### Data shown
##############################
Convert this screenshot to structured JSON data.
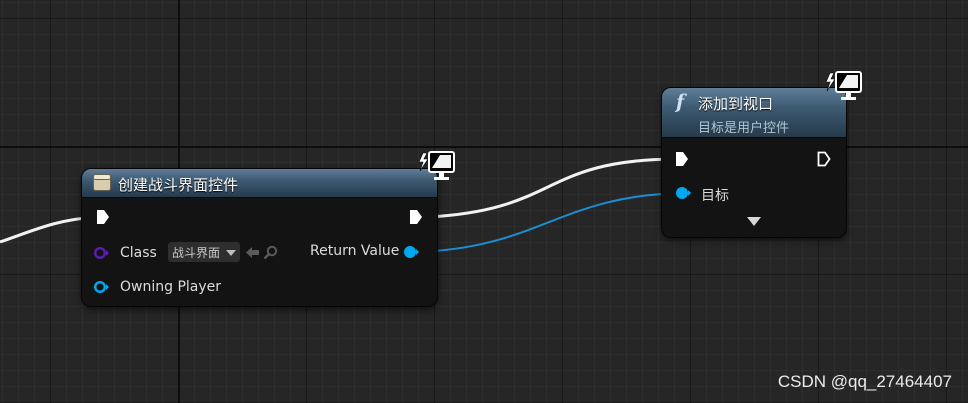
{
  "canvas": {
    "background": "#262626"
  },
  "nodes": {
    "create_widget": {
      "title": "创建战斗界面控件",
      "header_color": "#3d5a72",
      "icon": "widget-blueprint-icon",
      "pins": {
        "class_label": "Class",
        "class_value": "战斗界面",
        "owning_player_label": "Owning Player",
        "return_value_label": "Return Value"
      }
    },
    "add_to_viewport": {
      "title": "添加到视口",
      "subtitle": "目标是用户控件",
      "function_glyph": "f",
      "header_color": "#3d5a72",
      "pins": {
        "target_label": "目标"
      }
    }
  },
  "pin_colors": {
    "exec": "#ffffff",
    "class": "#5a1fb0",
    "object": "#00a8f0"
  },
  "watermark": "CSDN @qq_27464407"
}
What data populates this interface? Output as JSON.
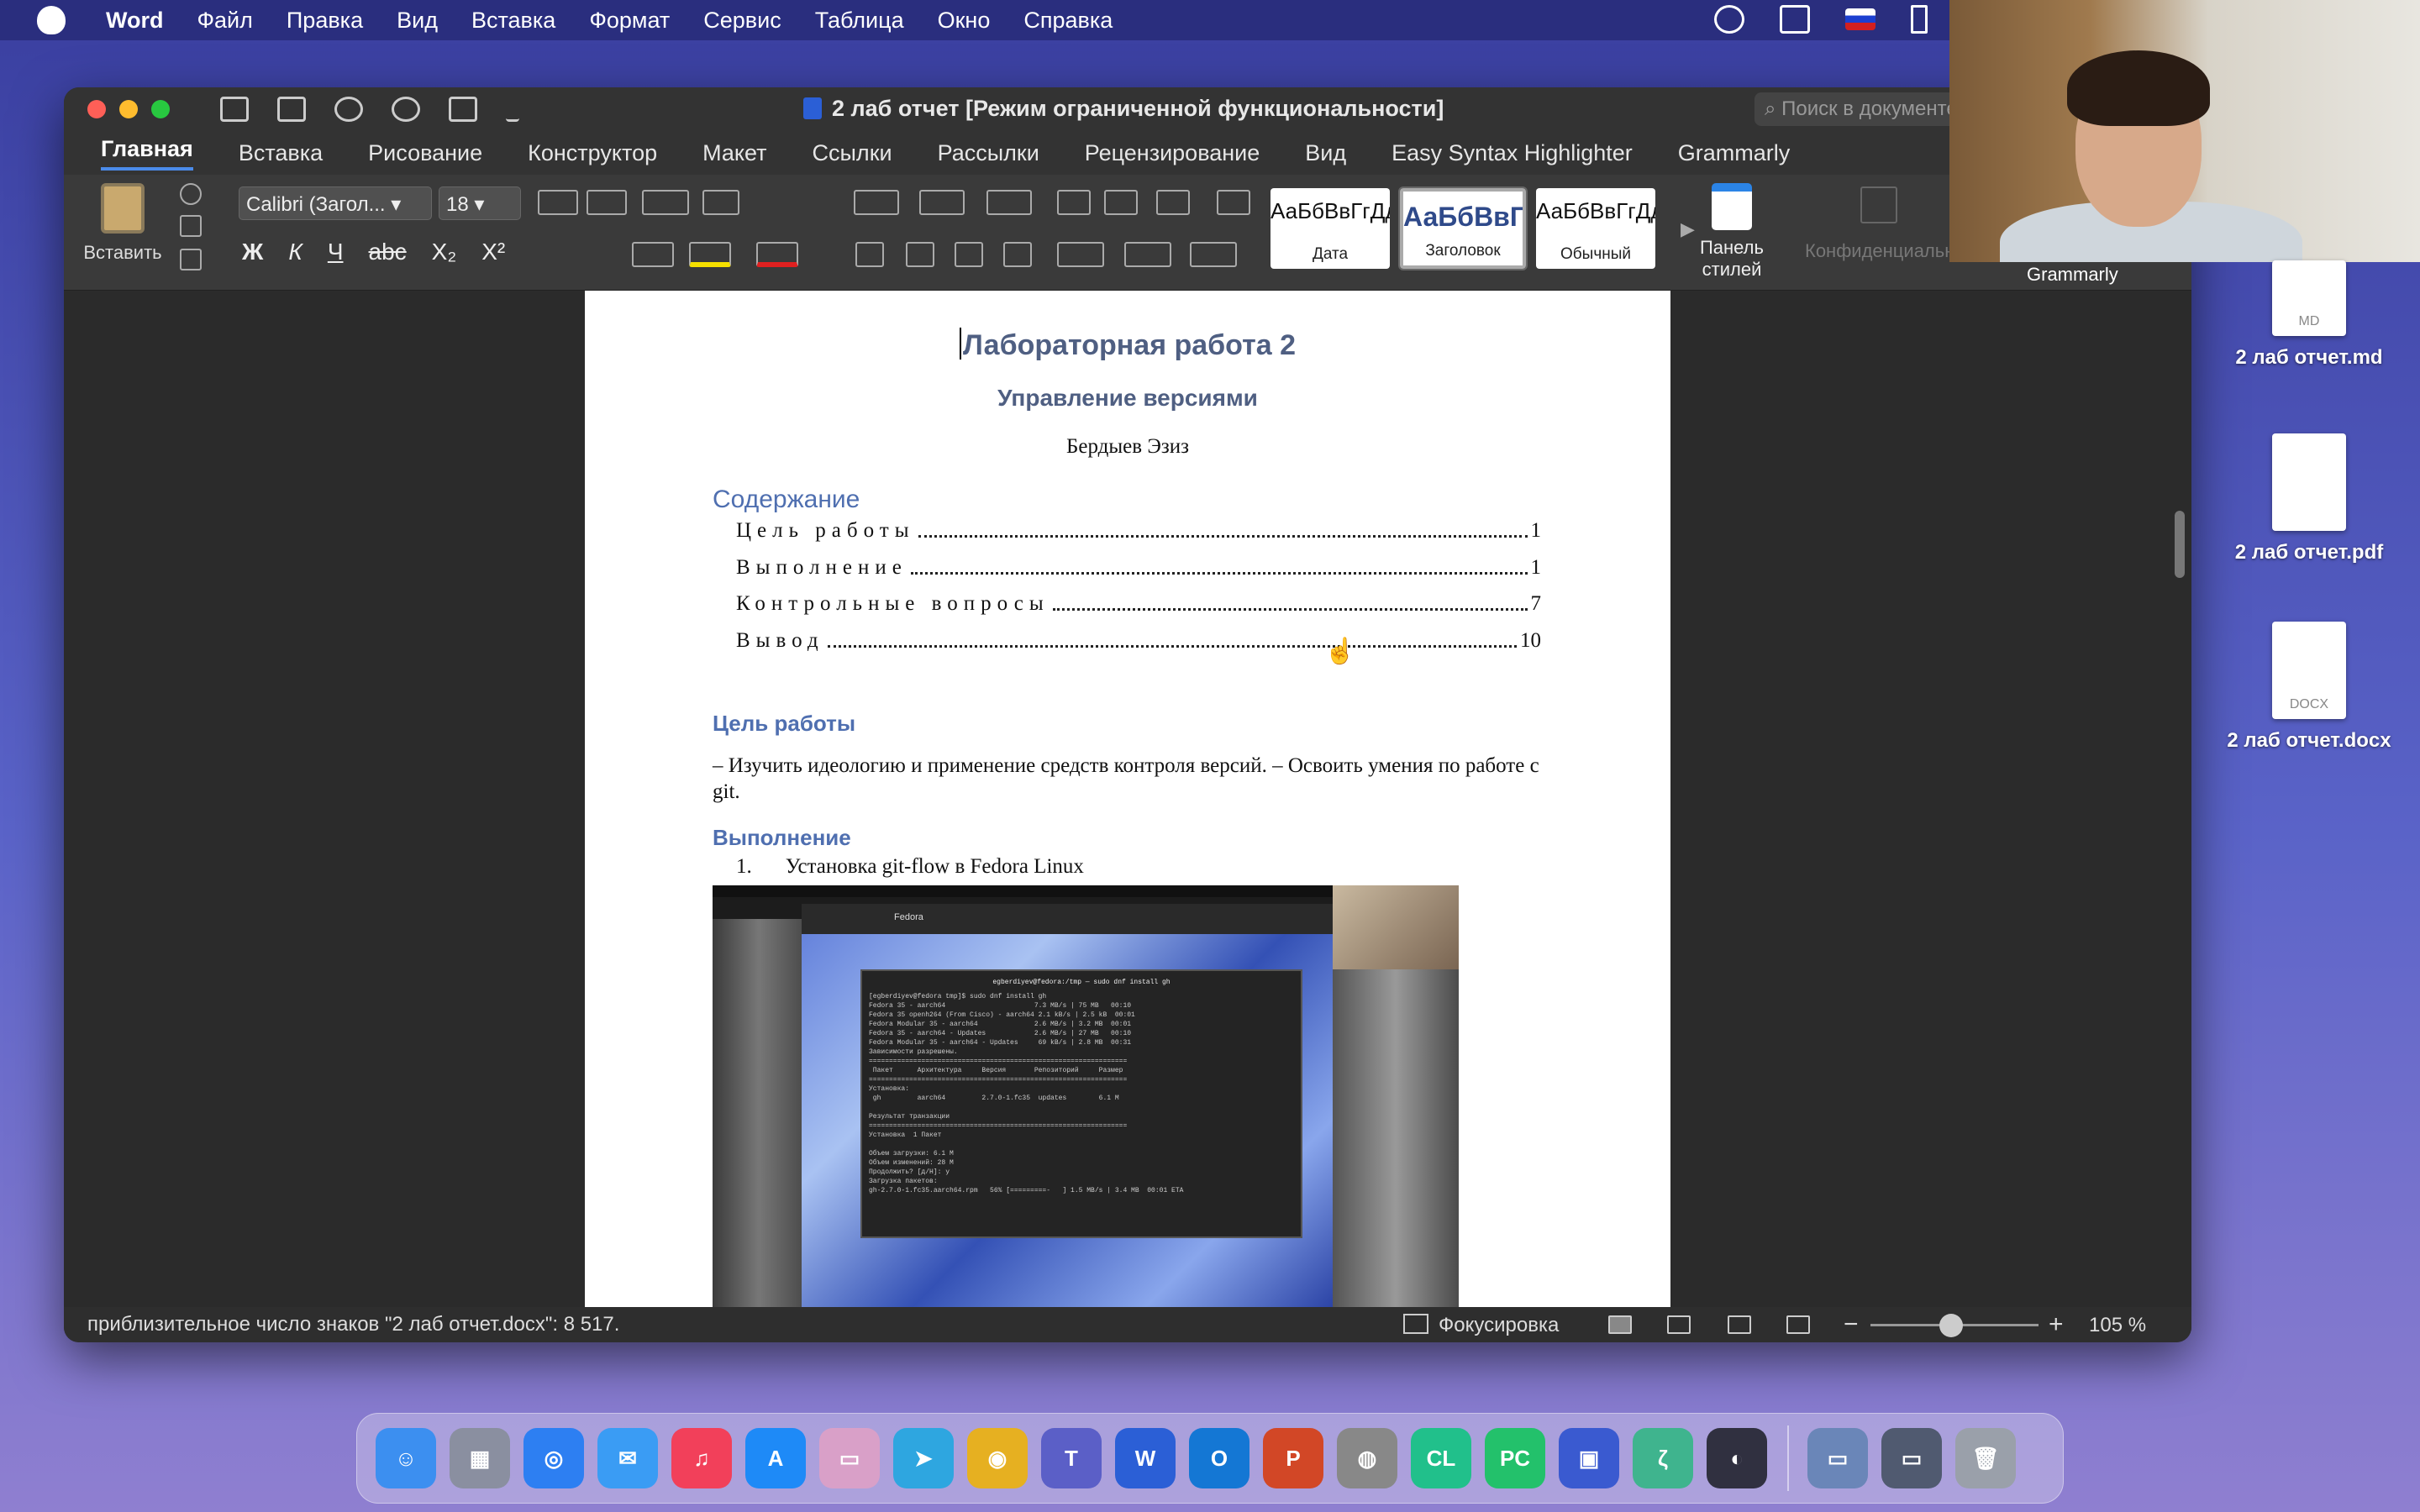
{
  "menubar": {
    "app_name": "Word",
    "items": [
      "Файл",
      "Правка",
      "Вид",
      "Вставка",
      "Формат",
      "Сервис",
      "Таблица",
      "Окно",
      "Справка"
    ]
  },
  "window": {
    "title": "2 лаб отчет [Режим ограниченной функциональности]",
    "search_placeholder": "Поиск в документе",
    "tabs": [
      "Главная",
      "Вставка",
      "Рисование",
      "Конструктор",
      "Макет",
      "Ссылки",
      "Рассылки",
      "Рецензирование",
      "Вид",
      "Easy Syntax Highlighter",
      "Grammarly"
    ],
    "active_tab": "Главная"
  },
  "ribbon": {
    "paste_label": "Вставить",
    "font_name": "Calibri (Загол...",
    "font_size": "18",
    "format_buttons": [
      "Ж",
      "К",
      "Ч",
      "abc",
      "X₂",
      "X²"
    ],
    "styles": [
      {
        "sample": "АаБбВвГгДд",
        "name": "Дата"
      },
      {
        "sample": "АаБбВвГ",
        "name": "Заголовок"
      },
      {
        "sample": "АаБбВвГгДд",
        "name": "Обычный"
      }
    ],
    "styles_panel_label": "Панель стилей",
    "confidential_label": "Конфиденциальн"
  },
  "document": {
    "title": "Лабораторная работа 2",
    "subtitle": "Управление версиями",
    "author": "Бердыев Эзиз",
    "toc_title": "Содержание",
    "toc": [
      {
        "label": "Цель работы",
        "page": "1"
      },
      {
        "label": "Выполнение",
        "page": "1"
      },
      {
        "label": "Контрольные вопросы",
        "page": "7"
      },
      {
        "label": "Вывод",
        "page": "10"
      }
    ],
    "section1_title": "Цель работы",
    "section1_text": "– Изучить идеологию и применение средств контроля версий. – Освоить умения по работе с git.",
    "section2_title": "Выполнение",
    "list_item_num": "1.",
    "list_item_text": "Установка git-flow в Fedora Linux",
    "screenshot_bar_text": "Fedora",
    "screenshot_terminal_title": "egberdiyev@fedora:/tmp — sudo dnf install gh",
    "screenshot_terminal_text": "[egberdiyev@fedora tmp]$ sudo dnf install gh\nFedora 35 - aarch64                      7.3 MB/s | 75 MB   00:10\nFedora 35 openh264 (From Cisco) - aarch64 2.1 kB/s | 2.5 kB  00:01\nFedora Modular 35 - aarch64              2.6 MB/s | 3.2 MB  00:01\nFedora 35 - aarch64 - Updates            2.6 MB/s | 27 MB   00:10\nFedora Modular 35 - aarch64 - Updates     69 kB/s | 2.8 MB  00:31\nЗависимости разрешены.\n================================================================\n Пакет      Архитектура     Версия       Репозиторий     Размер\n================================================================\nУстановка:\n gh         aarch64         2.7.0-1.fc35  updates        6.1 M\n\nРезультат транзакции\n================================================================\nУстановка  1 Пакет\n\nОбъем загрузки: 6.1 M\nОбъем изменений: 28 M\nПродолжить? [д/Н]: y\nЗагрузка пакетов:\ngh-2.7.0-1.fc35.aarch64.rpm   56% [=========-   ] 1.5 MB/s | 3.4 MB  00:01 ETA"
  },
  "statusbar": {
    "char_count": "приблизительное число знаков \"2 лаб отчет.docx\": 8 517.",
    "focus_label": "Фокусировка",
    "zoom": "105 %"
  },
  "webcam": {
    "label": "Grammarly"
  },
  "desktop_files": [
    {
      "name": "2 лаб отчет.md",
      "badge": "MD"
    },
    {
      "name": "2 лаб отчет.pdf",
      "badge": ""
    },
    {
      "name": "2 лаб отчет.docx",
      "badge": "DOCX"
    }
  ],
  "dock": {
    "apps": [
      {
        "name": "Finder",
        "color": "#3c8ff0",
        "glyph": "☺"
      },
      {
        "name": "Launchpad",
        "color": "#8a8fa0",
        "glyph": "▦"
      },
      {
        "name": "Safari",
        "color": "#2d7ff2",
        "glyph": "◎"
      },
      {
        "name": "Mail",
        "color": "#3a9cf4",
        "glyph": "✉"
      },
      {
        "name": "Music",
        "color": "#f2405a",
        "glyph": "♫"
      },
      {
        "name": "App Store",
        "color": "#1e8af7",
        "glyph": "A"
      },
      {
        "name": "Preview",
        "color": "#d9a0c8",
        "glyph": "▭"
      },
      {
        "name": "Telegram",
        "color": "#2ea6e0",
        "glyph": "➤"
      },
      {
        "name": "Chrome",
        "color": "#e6b021",
        "glyph": "◉"
      },
      {
        "name": "Teams",
        "color": "#5b5fc7",
        "glyph": "T"
      },
      {
        "name": "Word",
        "color": "#2b5fd6",
        "glyph": "W"
      },
      {
        "name": "Outlook",
        "color": "#1477d4",
        "glyph": "O"
      },
      {
        "name": "PowerPoint",
        "color": "#d24726",
        "glyph": "P"
      },
      {
        "name": "Disk Utility",
        "color": "#888888",
        "glyph": "◍"
      },
      {
        "name": "CLion",
        "color": "#21c08b",
        "glyph": "CL"
      },
      {
        "name": "PyCharm",
        "color": "#23c16b",
        "glyph": "PC"
      },
      {
        "name": "Parallels",
        "color": "#3a5ad0",
        "glyph": "▣"
      },
      {
        "name": "Zettlr",
        "color": "#3fb48e",
        "glyph": "ζ"
      },
      {
        "name": "OBS",
        "color": "#303040",
        "glyph": "◐"
      }
    ],
    "after_sep": [
      {
        "name": "Downloads",
        "color": "#6a86b8",
        "glyph": "▭"
      },
      {
        "name": "Screenshot",
        "color": "#505a70",
        "glyph": "▭"
      }
    ],
    "trash": {
      "name": "Trash",
      "color": "#9aa0aa",
      "glyph": "🗑"
    }
  }
}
##############################
Your copy of the data above should match it exactly, except that pictures are left out.

### Task solution
Convert this screenshot to structured JSON data.
{
  "canvas": {
    "background": "#262626"
  },
  "nodes": {
    "create_widget": {
      "title": "创建战斗界面控件",
      "header_color": "#3d5a72",
      "icon": "widget-blueprint-icon",
      "pins": {
        "class_label": "Class",
        "class_value": "战斗界面",
        "owning_player_label": "Owning Player",
        "return_value_label": "Return Value"
      }
    },
    "add_to_viewport": {
      "title": "添加到视口",
      "subtitle": "目标是用户控件",
      "function_glyph": "f",
      "header_color": "#3d5a72",
      "pins": {
        "target_label": "目标"
      }
    }
  },
  "pin_colors": {
    "exec": "#ffffff",
    "class": "#5a1fb0",
    "object": "#00a8f0"
  },
  "watermark": "CSDN @qq_27464407"
}
What data populates this interface? Output as JSON.
{
  "menubar": {
    "app_name": "Word",
    "items": [
      "Файл",
      "Правка",
      "Вид",
      "Вставка",
      "Формат",
      "Сервис",
      "Таблица",
      "Окно",
      "Справка"
    ]
  },
  "window": {
    "title": "2 лаб отчет [Режим ограниченной функциональности]",
    "search_placeholder": "Поиск в документе",
    "tabs": [
      "Главная",
      "Вставка",
      "Рисование",
      "Конструктор",
      "Макет",
      "Ссылки",
      "Рассылки",
      "Рецензирование",
      "Вид",
      "Easy Syntax Highlighter",
      "Grammarly"
    ],
    "active_tab": "Главная"
  },
  "ribbon": {
    "paste_label": "Вставить",
    "font_name": "Calibri (Загол...",
    "font_size": "18",
    "format_buttons": [
      "Ж",
      "К",
      "Ч",
      "abc",
      "X₂",
      "X²"
    ],
    "styles": [
      {
        "sample": "АаБбВвГгДд",
        "name": "Дата"
      },
      {
        "sample": "АаБбВвГ",
        "name": "Заголовок"
      },
      {
        "sample": "АаБбВвГгДд",
        "name": "Обычный"
      }
    ],
    "styles_panel_label": "Панель стилей",
    "confidential_label": "Конфиденциальн"
  },
  "document": {
    "title": "Лабораторная работа 2",
    "subtitle": "Управление версиями",
    "author": "Бердыев Эзиз",
    "toc_title": "Содержание",
    "toc": [
      {
        "label": "Цель работы",
        "page": "1"
      },
      {
        "label": "Выполнение",
        "page": "1"
      },
      {
        "label": "Контрольные вопросы",
        "page": "7"
      },
      {
        "label": "Вывод",
        "page": "10"
      }
    ],
    "section1_title": "Цель работы",
    "section1_text": "– Изучить идеологию и применение средств контроля версий. – Освоить умения по работе с git.",
    "section2_title": "Выполнение",
    "list_item_num": "1.",
    "list_item_text": "Установка git-flow в Fedora Linux",
    "screenshot_bar_text": "Fedora",
    "screenshot_terminal_title": "egberdiyev@fedora:/tmp — sudo dnf install gh",
    "screenshot_terminal_text": "[egberdiyev@fedora tmp]$ sudo dnf install gh\nFedora 35 - aarch64                      7.3 MB/s | 75 MB   00:10\nFedora 35 openh264 (From Cisco) - aarch64 2.1 kB/s | 2.5 kB  00:01\nFedora Modular 35 - aarch64              2.6 MB/s | 3.2 MB  00:01\nFedora 35 - aarch64 - Updates            2.6 MB/s | 27 MB   00:10\nFedora Modular 35 - aarch64 - Updates     69 kB/s | 2.8 MB  00:31\nЗависимости разрешены.\n================================================================\n Пакет      Архитектура     Версия       Репозиторий     Размер\n================================================================\nУстановка:\n gh         aarch64         2.7.0-1.fc35  updates        6.1 M\n\nРезультат транзакции\n================================================================\nУстановка  1 Пакет\n\nОбъем загрузки: 6.1 M\nОбъем изменений: 28 M\nПродолжить? [д/Н]: y\nЗагрузка пакетов:\ngh-2.7.0-1.fc35.aarch64.rpm   56% [=========-   ] 1.5 MB/s | 3.4 MB  00:01 ETA"
  },
  "statusbar": {
    "char_count": "приблизительное число знаков \"2 лаб отчет.docx\": 8 517.",
    "focus_label": "Фокусировка",
    "zoom": "105 %"
  },
  "webcam": {
    "label": "Grammarly"
  },
  "desktop_files": [
    {
      "name": "2 лаб отчет.md",
      "badge": "MD"
    },
    {
      "name": "2 лаб отчет.pdf",
      "badge": ""
    },
    {
      "name": "2 лаб отчет.docx",
      "badge": "DOCX"
    }
  ],
  "dock": {
    "apps": [
      {
        "name": "Finder",
        "color": "#3c8ff0",
        "glyph": "☺"
      },
      {
        "name": "Launchpad",
        "color": "#8a8fa0",
        "glyph": "▦"
      },
      {
        "name": "Safari",
        "color": "#2d7ff2",
        "glyph": "◎"
      },
      {
        "name": "Mail",
        "color": "#3a9cf4",
        "glyph": "✉"
      },
      {
        "name": "Music",
        "color": "#f2405a",
        "glyph": "♫"
      },
      {
        "name": "App Store",
        "color": "#1e8af7",
        "glyph": "A"
      },
      {
        "name": "Preview",
        "color": "#d9a0c8",
        "glyph": "▭"
      },
      {
        "name": "Telegram",
        "color": "#2ea6e0",
        "glyph": "➤"
      },
      {
        "name": "Chrome",
        "color": "#e6b021",
        "glyph": "◉"
      },
      {
        "name": "Teams",
        "color": "#5b5fc7",
        "glyph": "T"
      },
      {
        "name": "Word",
        "color": "#2b5fd6",
        "glyph": "W"
      },
      {
        "name": "Outlook",
        "color": "#1477d4",
        "glyph": "O"
      },
      {
        "name": "PowerPoint",
        "color": "#d24726",
        "glyph": "P"
      },
      {
        "name": "Disk Utility",
        "color": "#888888",
        "glyph": "◍"
      },
      {
        "name": "CLion",
        "color": "#21c08b",
        "glyph": "CL"
      },
      {
        "name": "PyCharm",
        "color": "#23c16b",
        "glyph": "PC"
      },
      {
        "name": "Parallels",
        "color": "#3a5ad0",
        "glyph": "▣"
      },
      {
        "name": "Zettlr",
        "color": "#3fb48e",
        "glyph": "ζ"
      },
      {
        "name": "OBS",
        "color": "#303040",
        "glyph": "◐"
      }
    ],
    "after_sep": [
      {
        "name": "Downloads",
        "color": "#6a86b8",
        "glyph": "▭"
      },
      {
        "name": "Screenshot",
        "color": "#505a70",
        "glyph": "▭"
      }
    ],
    "trash": {
      "name": "Trash",
      "color": "#9aa0aa",
      "glyph": "🗑"
    }
  }
}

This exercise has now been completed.